- WHAT IS EXPECTED
Extract the data exactly, missing nothing.

- AVAILABLE DATA
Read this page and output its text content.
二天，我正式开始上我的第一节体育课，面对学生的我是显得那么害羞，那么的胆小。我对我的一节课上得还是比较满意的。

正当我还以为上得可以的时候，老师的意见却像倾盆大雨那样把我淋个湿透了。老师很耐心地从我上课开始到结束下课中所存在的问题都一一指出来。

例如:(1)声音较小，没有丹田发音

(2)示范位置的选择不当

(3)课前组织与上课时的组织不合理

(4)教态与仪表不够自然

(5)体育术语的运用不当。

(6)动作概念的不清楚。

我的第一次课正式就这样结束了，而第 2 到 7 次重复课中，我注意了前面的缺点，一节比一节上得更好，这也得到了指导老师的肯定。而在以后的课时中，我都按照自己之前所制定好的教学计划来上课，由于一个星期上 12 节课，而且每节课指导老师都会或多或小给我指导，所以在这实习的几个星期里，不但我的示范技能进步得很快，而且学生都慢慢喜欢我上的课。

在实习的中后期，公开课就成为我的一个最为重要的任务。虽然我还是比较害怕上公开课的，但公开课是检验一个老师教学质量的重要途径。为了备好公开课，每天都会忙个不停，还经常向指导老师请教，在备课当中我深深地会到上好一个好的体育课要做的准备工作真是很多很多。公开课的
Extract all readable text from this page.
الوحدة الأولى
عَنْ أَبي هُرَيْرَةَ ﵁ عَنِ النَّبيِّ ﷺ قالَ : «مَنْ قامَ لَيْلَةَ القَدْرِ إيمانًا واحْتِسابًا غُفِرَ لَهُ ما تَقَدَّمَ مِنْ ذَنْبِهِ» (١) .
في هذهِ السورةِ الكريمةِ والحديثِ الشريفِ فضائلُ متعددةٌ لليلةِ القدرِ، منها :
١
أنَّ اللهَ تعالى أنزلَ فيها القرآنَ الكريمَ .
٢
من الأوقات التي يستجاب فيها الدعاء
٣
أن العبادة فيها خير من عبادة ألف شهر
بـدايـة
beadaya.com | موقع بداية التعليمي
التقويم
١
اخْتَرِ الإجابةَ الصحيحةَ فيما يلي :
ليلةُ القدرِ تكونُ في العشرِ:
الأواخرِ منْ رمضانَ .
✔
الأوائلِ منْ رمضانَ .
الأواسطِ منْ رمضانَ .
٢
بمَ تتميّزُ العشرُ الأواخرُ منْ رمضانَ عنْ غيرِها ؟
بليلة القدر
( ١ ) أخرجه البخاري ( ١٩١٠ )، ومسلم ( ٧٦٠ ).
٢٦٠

- EXERCISE RESPONSE
Read this page and output its text content.
二天，我正式开始上我的第一节体育课，面对学生的我是显得那么害羞，那么的胆小。我对我的一节课上得还是比较满意的。

正当我还以为上得可以的时候，老师的意见却像倾盆大雨那样把我淋个湿透了。老师很耐心地从我上课开始到结束下课中所存在的问题都一一指出来。

例如:(1)声音较小，没有丹田发音

(2)示范位置的选择不当

(3)课前组织与上课时的组织不合理

(4)教态与仪表不够自然

(5)体育术语的运用不当。

(6)动作概念的不清楚。

我的第一次课正式就这样结束了，而第 2 到 7 次重复课中，我注意了前面的缺点，一节比一节上得更好，这也得到了指导老师的肯定。而在以后的课时中，我都按照自己之前所制定好的教学计划来上课，由于一个星期上 12 节课，而且每节课指导老师都会或多或小给我指导，所以在这实习的几个星期里，不但我的示范技能进步得很快，而且学生都慢慢喜欢我上的课。

在实习的中后期，公开课就成为我的一个最为重要的任务。虽然我还是比较害怕上公开课的，但公开课是检验一个老师教学质量的重要途径。为了备好公开课，每天都会忙个不停，还经常向指导老师请教，在备课当中我深深地会到上好一个好的体育课要做的准备工作真是很多很多。公开课的
Extract all readable text from this page.
الوحدة الأولى
عَنْ أَبي هُرَيْرَةَ ﵁ عَنِ النَّبيِّ ﷺ قالَ : «مَنْ قامَ لَيْلَةَ القَدْرِ إيمانًا واحْتِسابًا غُفِرَ لَهُ ما تَقَدَّمَ مِنْ ذَنْبِهِ» (١) .
في هذهِ السورةِ الكريمةِ والحديثِ الشريفِ فضائلُ متعددةٌ لليلةِ القدرِ، منها :
١
أنَّ اللهَ تعالى أنزلَ فيها القرآنَ الكريمَ .
٢
من الأوقات التي يستجاب فيها الدعاء
٣
أن العبادة فيها خير من عبادة ألف شهر
بـدايـة
beadaya.com | موقع بداية التعليمي
التقويم
١
اخْتَرِ الإجابةَ الصحيحةَ فيما يلي :
ليلةُ القدرِ تكونُ في العشرِ:
الأواخرِ منْ رمضانَ .
✔
الأوائلِ منْ رمضانَ .
الأواسطِ منْ رمضانَ .
٢
بمَ تتميّزُ العشرُ الأواخرُ منْ رمضانَ عنْ غيرِها ؟
بليلة القدر
( ١ ) أخرجه البخاري ( ١٩١٠ )، ومسلم ( ٧٦٠ ).
٢٦٠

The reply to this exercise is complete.